Given request -> Extract the full set of records, then give each one again exactly.

Materials provided ->

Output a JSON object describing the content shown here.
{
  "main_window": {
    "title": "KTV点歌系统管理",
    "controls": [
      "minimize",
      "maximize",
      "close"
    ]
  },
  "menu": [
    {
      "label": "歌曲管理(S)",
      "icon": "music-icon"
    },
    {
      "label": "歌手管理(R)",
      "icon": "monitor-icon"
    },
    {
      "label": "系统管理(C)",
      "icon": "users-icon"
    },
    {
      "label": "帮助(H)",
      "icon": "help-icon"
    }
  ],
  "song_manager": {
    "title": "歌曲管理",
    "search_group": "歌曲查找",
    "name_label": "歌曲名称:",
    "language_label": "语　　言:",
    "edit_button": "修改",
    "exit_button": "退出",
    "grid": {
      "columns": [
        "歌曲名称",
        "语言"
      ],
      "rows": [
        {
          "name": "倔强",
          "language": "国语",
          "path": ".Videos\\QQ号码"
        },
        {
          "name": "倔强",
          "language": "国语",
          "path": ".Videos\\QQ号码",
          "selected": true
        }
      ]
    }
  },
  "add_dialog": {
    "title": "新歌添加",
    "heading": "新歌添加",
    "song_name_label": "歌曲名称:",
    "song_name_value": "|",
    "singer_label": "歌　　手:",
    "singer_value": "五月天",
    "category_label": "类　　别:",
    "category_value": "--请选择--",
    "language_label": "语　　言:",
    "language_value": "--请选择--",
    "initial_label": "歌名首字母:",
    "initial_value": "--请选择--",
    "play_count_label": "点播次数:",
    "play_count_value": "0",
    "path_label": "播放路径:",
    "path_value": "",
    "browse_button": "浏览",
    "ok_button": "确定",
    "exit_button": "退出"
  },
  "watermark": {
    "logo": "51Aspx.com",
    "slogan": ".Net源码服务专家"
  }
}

Result of the task ->
Output a JSON object describing the content shown here.
{
  "main_window": {
    "title": "KTV点歌系统管理",
    "controls": [
      "minimize",
      "maximize",
      "close"
    ]
  },
  "menu": [
    {
      "label": "歌曲管理(S)",
      "icon": "music-icon"
    },
    {
      "label": "歌手管理(R)",
      "icon": "monitor-icon"
    },
    {
      "label": "系统管理(C)",
      "icon": "users-icon"
    },
    {
      "label": "帮助(H)",
      "icon": "help-icon"
    }
  ],
  "song_manager": {
    "title": "歌曲管理",
    "search_group": "歌曲查找",
    "name_label": "歌曲名称:",
    "language_label": "语　　言:",
    "edit_button": "修改",
    "exit_button": "退出",
    "grid": {
      "columns": [
        "歌曲名称",
        "语言"
      ],
      "rows": [
        {
          "name": "倔强",
          "language": "国语",
          "path": ".Videos\\QQ号码"
        },
        {
          "name": "倔强",
          "language": "国语",
          "path": ".Videos\\QQ号码",
          "selected": true
        }
      ]
    }
  },
  "add_dialog": {
    "title": "新歌添加",
    "heading": "新歌添加",
    "song_name_label": "歌曲名称:",
    "song_name_value": "|",
    "singer_label": "歌　　手:",
    "singer_value": "五月天",
    "category_label": "类　　别:",
    "category_value": "--请选择--",
    "language_label": "语　　言:",
    "language_value": "--请选择--",
    "initial_label": "歌名首字母:",
    "initial_value": "--请选择--",
    "play_count_label": "点播次数:",
    "play_count_value": "0",
    "path_label": "播放路径:",
    "path_value": "",
    "browse_button": "浏览",
    "ok_button": "确定",
    "exit_button": "退出"
  },
  "watermark": {
    "logo": "51Aspx.com",
    "slogan": ".Net源码服务专家"
  }
}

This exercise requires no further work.